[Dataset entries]
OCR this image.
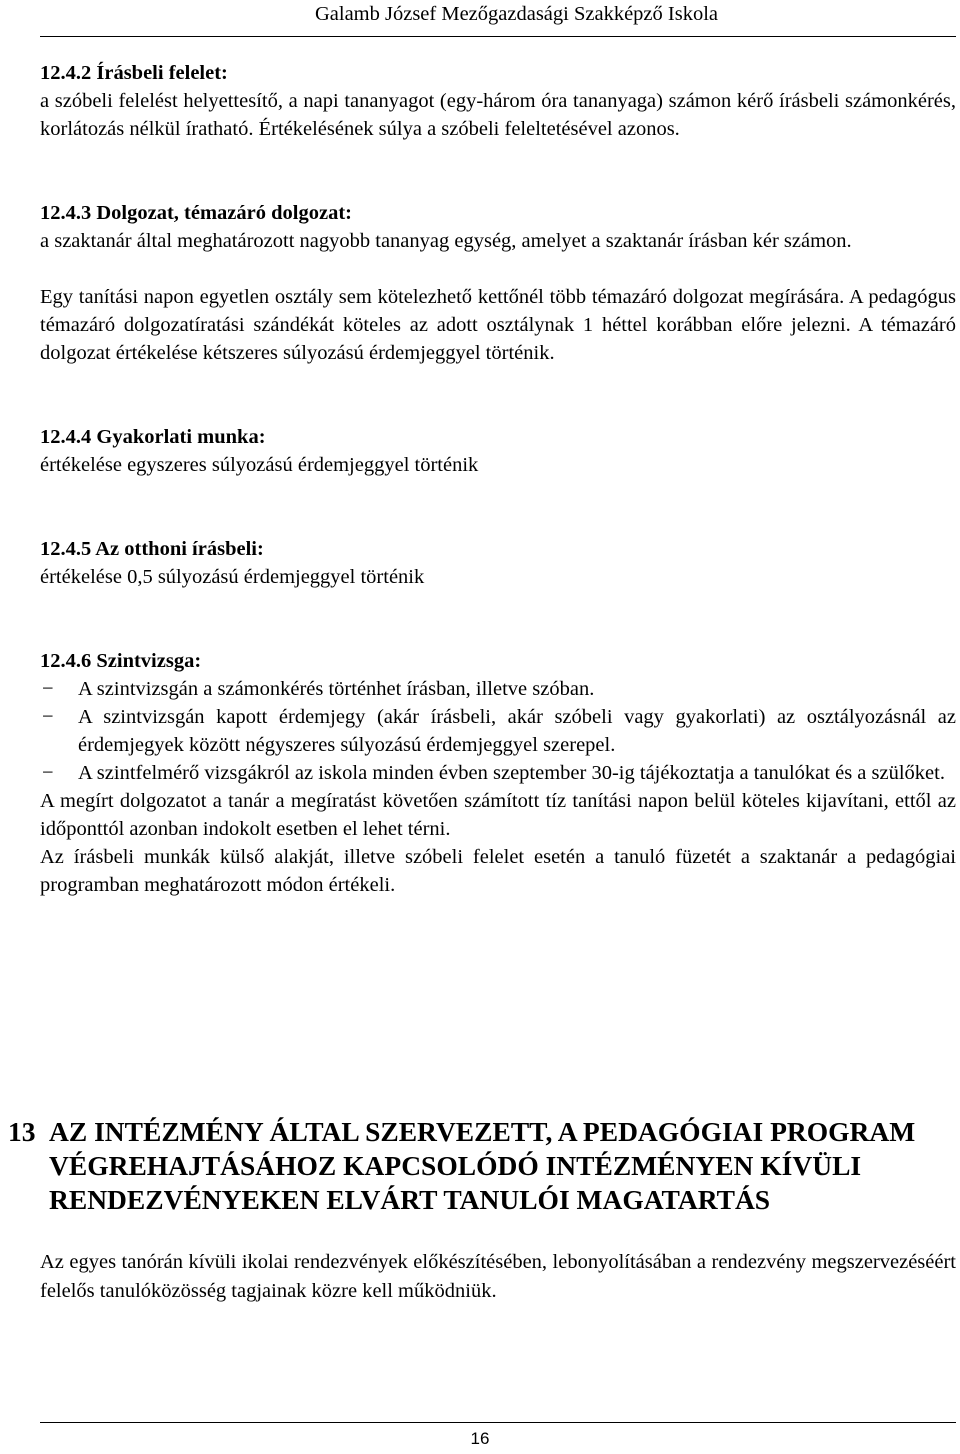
Galamb József Mezőgazdasági Szakképző Iskola
12.4.2 Írásbeli felelet:

a szóbeli felelést helyettesítő, a napi tananyagot (egy-három óra tananyaga) számon kérő írásbeli számonkérés, korlátozás nélkül íratható. Értékelésének súlya a szóbeli feleltetésével azonos.

12.4.3 Dolgozat, témazáró dolgozat:

a szaktanár által meghatározott nagyobb tananyag egység, amelyet a szaktanár írásban kér számon.

Egy tanítási napon egyetlen osztály sem kötelezhető kettőnél több témazáró dolgozat megírására. A pedagógus témazáró dolgozatíratási szándékát köteles az adott osztálynak 1 héttel korábban előre jelezni. A témazáró dolgozat értékelése kétszeres súlyozású érdemjeggyel történik.

12.4.4 Gyakorlati munka:

értékelése egyszeres súlyozású érdemjeggyel történik

12.4.5 Az otthoni írásbeli:

értékelése 0,5 súlyozású érdemjeggyel történik

12.4.6 Szintvizsga:
− A szintvizsgán a számonkérés történhet írásban, illetve szóban.
− A szintvizsgán kapott érdemjegy (akár írásbeli, akár szóbeli vagy gyakorlati) az osztályozásnál az érdemjegyek között négyszeres súlyozású érdemjeggyel szerepel.
− A szintfelmérő vizsgákról az iskola minden évben szeptember 30-ig tájékoztatja a tanulókat és a szülőket.

A megírt dolgozatot a tanár a megíratást követően számított tíz tanítási napon belül köteles kijavítani, ettől az időponttól azonban indokolt esetben el lehet térni.

Az írásbeli munkák külső alakját, illetve szóbeli felelet esetén a tanuló füzetét a szaktanár a pedagógiai programban meghatározott módon értékeli.

13 AZ INTÉZMÉNY ÁLTAL SZERVEZETT, A PEDAGÓGIAI PROGRAM VÉGREHAJTÁSÁHOZ KAPCSOLÓDÓ INTÉZMÉNYEN KÍVÜLI RENDEZVÉNYEKEN ELVÁRT TANULÓI MAGATARTÁS

Az egyes tanórán kívüli ikolai rendezvények előkészítésében, lebonyolításában a rendezvény megszervezéséért felelős tanulóközösség tagjainak közre kell működniük.

16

CHALLENGE >> Collect every line with the string "történik" from the records, and copy each.

RESULT OF THIS EXERCISE >>
Egy tanítási napon egyetlen osztály sem kötelezhető kettőnél több témazáró dolgozat megírására. A pedagógus témazáró dolgozatíratási szándékát köteles az adott osztálynak 1 héttel korábban előre jelezni. A témazáró dolgozat értékelése kétszeres súlyozású érdemjeggyel történik.
értékelése egyszeres súlyozású érdemjeggyel történik
értékelése 0,5 súlyozású érdemjeggyel történik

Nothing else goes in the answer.